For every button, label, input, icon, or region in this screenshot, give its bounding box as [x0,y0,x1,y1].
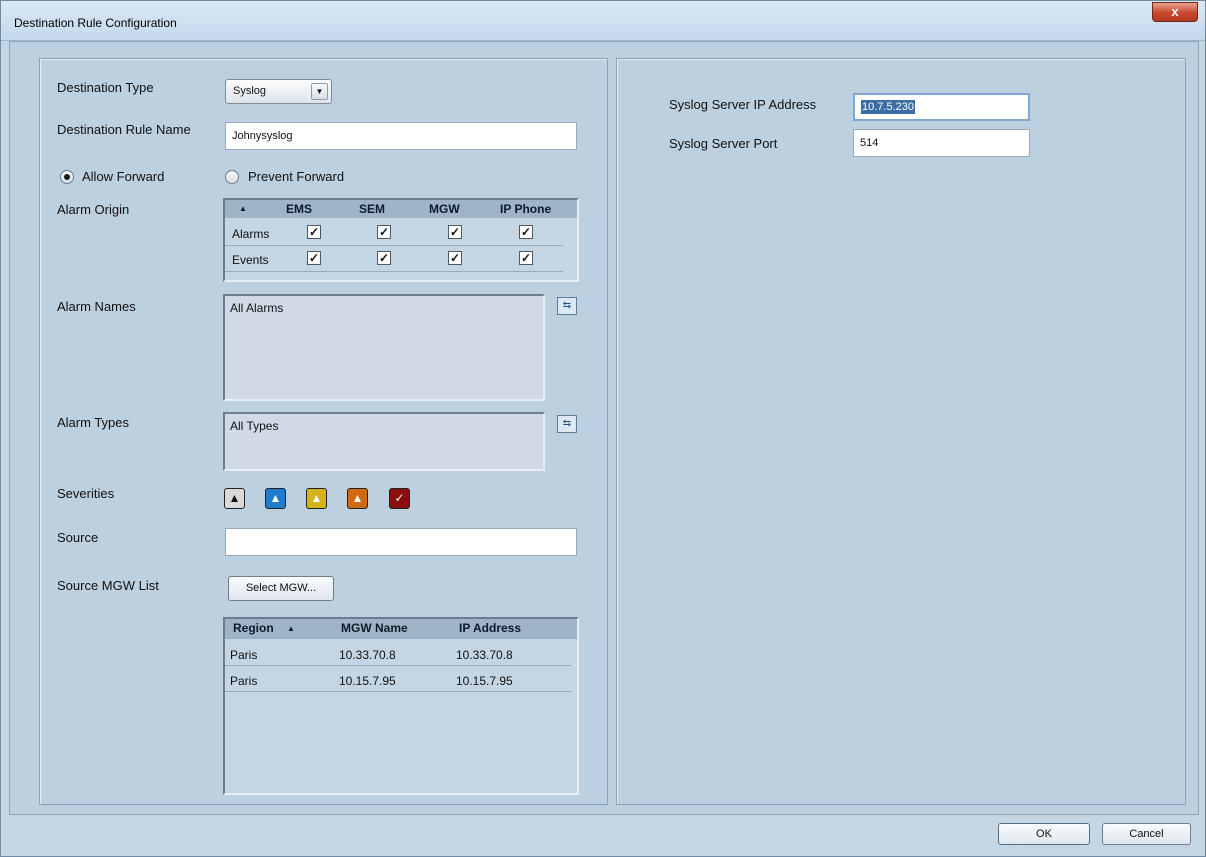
select-alarm-types-icon[interactable]: ⇆ [557,415,577,433]
chevron-down-icon[interactable]: ▼ [311,83,328,100]
row-divider [225,271,563,272]
allow-forward-radio[interactable] [60,170,74,184]
sort-ascending-icon[interactable]: ▲ [287,624,295,633]
table-cell[interactable]: 10.33.70.8 [456,648,513,662]
table-cell[interactable]: 10.15.7.95 [339,674,396,688]
destination-type-label: Destination Type [57,80,154,95]
select-mgw-button[interactable]: Select MGW... [228,576,334,601]
sort-ascending-icon[interactable]: ▲ [239,204,247,213]
row-divider [225,691,571,692]
cancel-button[interactable]: Cancel [1102,823,1191,845]
column-header[interactable]: MGW [429,202,460,216]
list-item[interactable]: All Alarms [230,301,283,315]
syslog-port-label: Syslog Server Port [669,136,778,151]
alarms-ems-checkbox[interactable]: ✓ [307,225,321,239]
syslog-ip-input[interactable]: 10.7.5.230 [853,93,1030,121]
events-sem-checkbox[interactable]: ✓ [377,251,391,265]
column-header-ip-address[interactable]: IP Address [459,621,521,635]
alarm-origin-header: ▲ EMS SEM MGW IP Phone [225,200,577,218]
row-label-events: Events [232,253,269,267]
rule-name-label: Destination Rule Name [57,122,191,137]
title-bar: Destination Rule Configuration x [1,1,1205,41]
syslog-ip-label: Syslog Server IP Address [669,97,817,112]
destination-type-value: Syslog [233,85,267,97]
events-mgw-checkbox[interactable]: ✓ [448,251,462,265]
syslog-settings-panel: Syslog Server IP Address 10.7.5.230 Sysl… [616,58,1186,805]
alarm-origin-label: Alarm Origin [57,202,130,217]
select-alarm-names-icon[interactable]: ⇆ [557,297,577,315]
row-divider [225,665,571,666]
alarm-types-label: Alarm Types [57,415,130,430]
severity-indeterminate-icon[interactable]: ▲ [224,488,245,509]
list-item[interactable]: All Types [230,419,278,433]
alarm-names-label: Alarm Names [57,299,136,314]
window-title: Destination Rule Configuration [14,16,177,30]
prevent-forward-label: Prevent Forward [248,169,345,184]
dialog-window: Destination Rule Configuration x Destina… [0,0,1206,857]
mgw-table: Region ▲ MGW Name IP Address Paris 10.33… [223,617,579,795]
rule-name-input[interactable]: Johnysyslog [225,122,577,150]
syslog-port-input[interactable]: 514 [853,129,1030,157]
alarm-names-list[interactable]: All Alarms [223,294,545,401]
row-label-alarms: Alarms [232,227,270,241]
severity-major-icon[interactable]: ▲ [347,488,368,509]
alarms-ipphone-checkbox[interactable]: ✓ [519,225,533,239]
severities-label: Severities [57,486,115,501]
table-cell[interactable]: 10.33.70.8 [339,648,396,662]
events-ipphone-checkbox[interactable]: ✓ [519,251,533,265]
column-header-region[interactable]: Region [233,621,274,635]
prevent-forward-radio[interactable] [225,170,239,184]
close-button[interactable]: x [1152,2,1198,22]
severity-minor-icon[interactable]: ▲ [306,488,327,509]
table-cell[interactable]: 10.15.7.95 [456,674,513,688]
alarm-types-list[interactable]: All Types [223,412,545,471]
alarm-origin-table: ▲ EMS SEM MGW IP Phone Alarms ✓ ✓ ✓ ✓ Ev… [223,198,579,282]
column-header[interactable]: EMS [286,202,312,216]
events-ems-checkbox[interactable]: ✓ [307,251,321,265]
alarms-sem-checkbox[interactable]: ✓ [377,225,391,239]
table-cell[interactable]: Paris [230,648,257,662]
row-divider [225,245,563,246]
column-header[interactable]: SEM [359,202,385,216]
content-frame: Destination Type Syslog ▼ Destination Ru… [9,41,1199,815]
source-label: Source [57,530,99,545]
destination-type-select[interactable]: Syslog ▼ [225,79,332,104]
column-header-mgw-name[interactable]: MGW Name [341,621,408,635]
severity-warning-icon[interactable]: ▲ [265,488,286,509]
mgw-table-header: Region ▲ MGW Name IP Address [225,619,577,639]
column-header[interactable]: IP Phone [500,202,551,216]
source-input[interactable] [225,528,577,556]
source-mgw-label: Source MGW List [57,578,159,593]
ok-button[interactable]: OK [998,823,1090,845]
syslog-ip-value: 10.7.5.230 [861,100,915,114]
alarms-mgw-checkbox[interactable]: ✓ [448,225,462,239]
rule-settings-panel: Destination Type Syslog ▼ Destination Ru… [39,58,608,805]
table-cell[interactable]: Paris [230,674,257,688]
allow-forward-label: Allow Forward [82,169,165,184]
severity-critical-icon[interactable]: ✓ [389,488,410,509]
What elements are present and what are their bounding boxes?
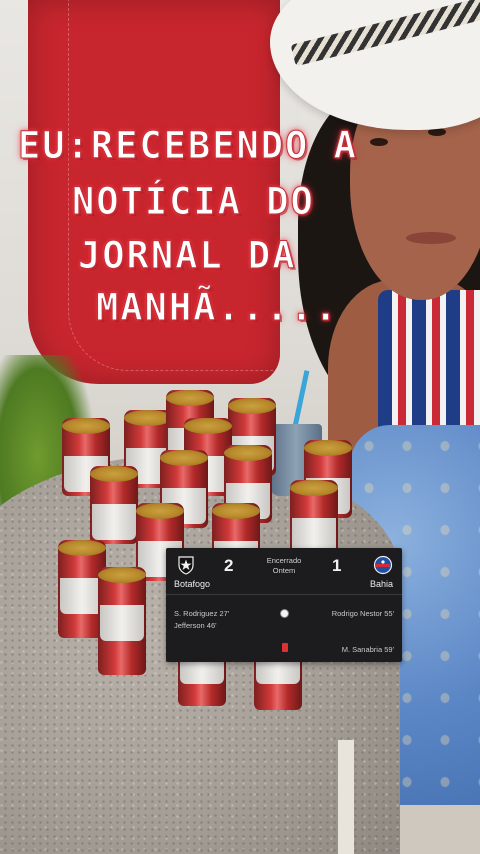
away-team-name: Bahia [370, 579, 394, 589]
soccer-ball-icon [280, 609, 289, 618]
caption-line: EU:RECEBENDO A [18, 124, 358, 168]
bahia-crest-icon [373, 555, 393, 575]
caption-line: MANHÃ..... [96, 286, 339, 330]
left-eye [370, 138, 388, 146]
match-status: Encerrado [266, 556, 302, 565]
beer-can [290, 480, 338, 558]
table-leg [338, 740, 354, 854]
caption-line: NOTÍCIA DO [72, 180, 315, 224]
mouth [406, 232, 456, 244]
white-hat [270, 0, 480, 130]
away-score: 1 [332, 556, 342, 575]
beer-can [90, 466, 138, 544]
red-card-icon [282, 643, 288, 652]
home-goal-event: S. Rodriguez 27' [174, 609, 230, 618]
home-goal-event: Jefferson 46' [174, 621, 217, 630]
home-team-name: Botafogo [174, 579, 211, 589]
away-goal-event: Rodrigo Nestor 55' [331, 609, 394, 618]
caption-line: JORNAL DA [77, 234, 297, 278]
beer-can [98, 567, 146, 675]
divider [166, 594, 402, 595]
away-red-card-event: M. Sanabria 59' [341, 645, 394, 654]
match-score-card: Botafogo 2 Encerrado Ontem 1 Bahia S. Ro… [166, 548, 402, 662]
match-date: Ontem [272, 566, 296, 575]
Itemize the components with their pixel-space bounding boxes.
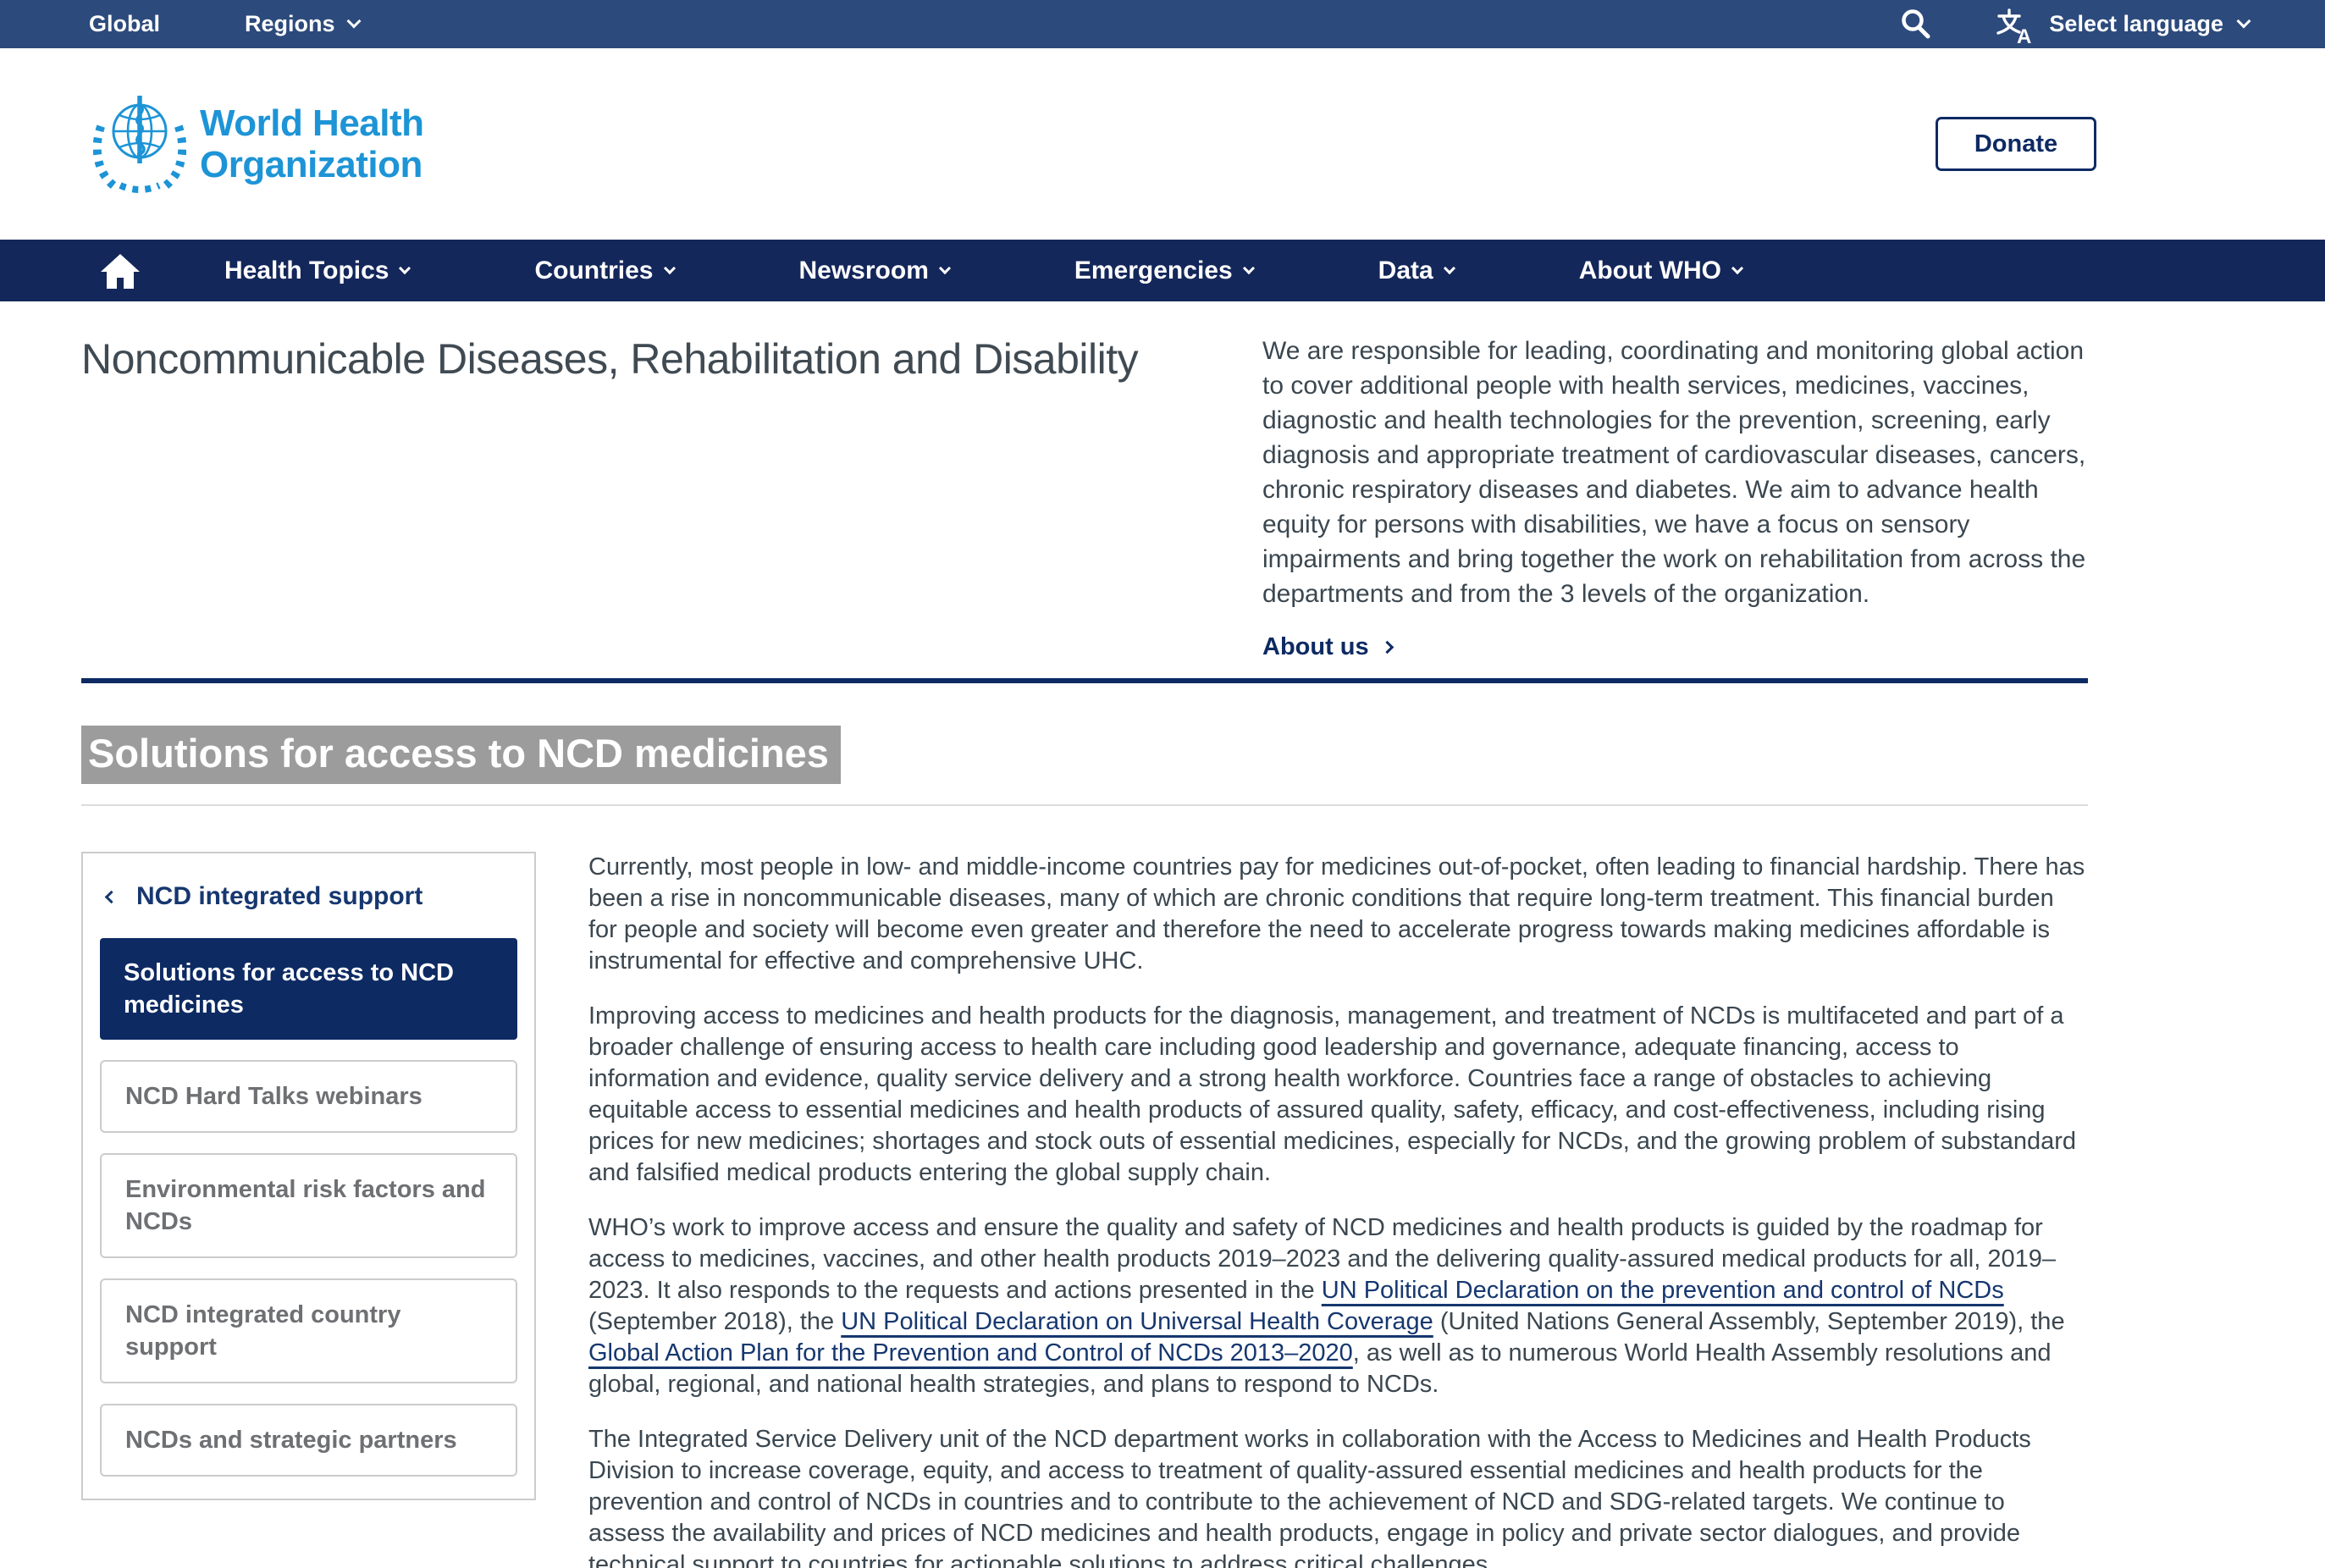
□ □ □
THE TASK:
Copy every line of the entries above word for word, leaving out the pictures.

FULL SOLUTION:
For every button, label, input, icon, or region in this screenshot, give its bounding box as [x0,y0,x1,y1].
select-alarm-types-icon[interactable]: ⇆ [557,415,577,433]
chevron-down-icon[interactable]: ▼ [311,83,328,100]
row-divider [225,271,563,272]
allow-forward-radio[interactable] [60,170,74,184]
sort-ascending-icon[interactable]: ▲ [287,624,295,633]
table-cell[interactable]: 10.33.70.8 [456,648,513,662]
table-cell[interactable]: 10.15.7.95 [339,674,396,688]
destination-type-label: Destination Type [57,80,154,95]
select-mgw-button[interactable]: Select MGW... [228,576,334,601]
sort-ascending-icon[interactable]: ▲ [239,204,247,213]
row-divider [225,691,571,692]
cancel-button[interactable]: Cancel [1102,823,1191,845]
column-header[interactable]: MGW [429,202,460,216]
list-item[interactable]: All Alarms [230,301,283,315]
syslog-port-label: Syslog Server Port [669,136,778,151]
alarms-ems-checkbox[interactable]: ✓ [307,225,321,239]
syslog-ip-input[interactable]: 10.7.5.230 [853,93,1030,121]
events-sem-checkbox[interactable]: ✓ [377,251,391,265]
column-header-ip-address[interactable]: IP Address [459,621,521,635]
alarm-origin-header: ▲ EMS SEM MGW IP Phone [225,200,577,218]
row-label-events: Events [232,253,269,267]
rule-name-label: Destination Rule Name [57,122,191,137]
title-bar: Destination Rule Configuration x [1,1,1205,41]
syslog-ip-label: Syslog Server IP Address [669,97,817,112]
destination-type-value: Syslog [233,85,267,97]
events-mgw-checkbox[interactable]: ✓ [448,251,462,265]
syslog-settings-panel: Syslog Server IP Address 10.7.5.230 Sysl… [616,58,1186,805]
alarm-origin-label: Alarm Origin [57,202,130,217]
select-alarm-names-icon[interactable]: ⇆ [557,297,577,315]
row-divider [225,665,571,666]
alarm-types-label: Alarm Types [57,415,130,430]
severity-indeterminate-icon[interactable]: ▲ [224,488,245,509]
list-item[interactable]: All Types [230,419,278,433]
alarm-names-label: Alarm Names [57,299,136,314]
window-title: Destination Rule Configuration [14,16,177,30]
prevent-forward-label: Prevent Forward [248,169,345,184]
dialog-window: Destination Rule Configuration x Destina… [0,0,1206,857]
mgw-table: Region ▲ MGW Name IP Address Paris 10.33… [223,617,579,795]
rule-name-input[interactable]: Johnysyslog [225,122,577,150]
syslog-port-input[interactable]: 514 [853,129,1030,157]
alarm-names-list[interactable]: All Alarms [223,294,545,401]
row-label-alarms: Alarms [232,227,270,241]
severity-major-icon[interactable]: ▲ [347,488,368,509]
alarms-ipphone-checkbox[interactable]: ✓ [519,225,533,239]
severities-label: Severities [57,486,115,501]
table-cell[interactable]: 10.33.70.8 [339,648,396,662]
events-ipphone-checkbox[interactable]: ✓ [519,251,533,265]
column-header-region[interactable]: Region [233,621,274,635]
prevent-forward-radio[interactable] [225,170,239,184]
close-button[interactable]: x [1152,2,1198,22]
severity-minor-icon[interactable]: ▲ [306,488,327,509]
table-cell[interactable]: 10.15.7.95 [456,674,513,688]
alarm-types-list[interactable]: All Types [223,412,545,471]
alarm-origin-table: ▲ EMS SEM MGW IP Phone Alarms ✓ ✓ ✓ ✓ Ev… [223,198,579,282]
column-header[interactable]: EMS [286,202,312,216]
events-ems-checkbox[interactable]: ✓ [307,251,321,265]
alarms-sem-checkbox[interactable]: ✓ [377,225,391,239]
table-cell[interactable]: Paris [230,648,257,662]
row-divider [225,245,563,246]
column-header[interactable]: SEM [359,202,385,216]
content-frame: Destination Type Syslog ▼ Destination Ru… [9,41,1199,815]
source-label: Source [57,530,99,545]
destination-type-select[interactable]: Syslog ▼ [225,79,332,104]
column-header-mgw-name[interactable]: MGW Name [341,621,408,635]
severity-warning-icon[interactable]: ▲ [265,488,286,509]
mgw-table-header: Region ▲ MGW Name IP Address [225,619,577,639]
column-header[interactable]: IP Phone [500,202,551,216]
source-input[interactable] [225,528,577,556]
source-mgw-label: Source MGW List [57,578,159,593]
ok-button[interactable]: OK [998,823,1090,845]
syslog-ip-value: 10.7.5.230 [861,100,915,114]
alarms-mgw-checkbox[interactable]: ✓ [448,225,462,239]
rule-settings-panel: Destination Type Syslog ▼ Destination Ru… [39,58,608,805]
table-cell[interactable]: Paris [230,674,257,688]
allow-forward-label: Allow Forward [82,169,165,184]
severity-critical-icon[interactable]: ✓ [389,488,410,509]
What elements are present and what are their bounding boxes?
away-team-name: Bahia [370, 579, 394, 589]
soccer-ball-icon [280, 609, 289, 618]
caption-line: EU:RECEBENDO A [18, 124, 358, 168]
bahia-crest-icon [373, 555, 393, 575]
caption-line: MANHÃ..... [96, 286, 339, 330]
left-eye [370, 138, 388, 146]
match-status: Encerrado [266, 556, 302, 565]
beer-can [290, 480, 338, 558]
table-leg [338, 740, 354, 854]
caption-line: NOTÍCIA DO [72, 180, 315, 224]
mouth [406, 232, 456, 244]
white-hat [270, 0, 480, 130]
away-score: 1 [332, 556, 342, 575]
beer-can [90, 466, 138, 544]
red-card-icon [282, 643, 288, 652]
home-goal-event: S. Rodriguez 27' [174, 609, 230, 618]
home-goal-event: Jefferson 46' [174, 621, 217, 630]
home-team-name: Botafogo [174, 579, 211, 589]
away-goal-event: Rodrigo Nestor 55' [331, 609, 394, 618]
caption-line: JORNAL DA [77, 234, 297, 278]
beer-can [98, 567, 146, 675]
divider [166, 594, 402, 595]
away-red-card-event: M. Sanabria 59' [341, 645, 394, 654]
match-score-card: Botafogo 2 Encerrado Ontem 1 Bahia S. Ro… [166, 548, 402, 662]
match-date: Ontem [272, 566, 296, 575]
Itemize the components with their pixel-space bounding boxes.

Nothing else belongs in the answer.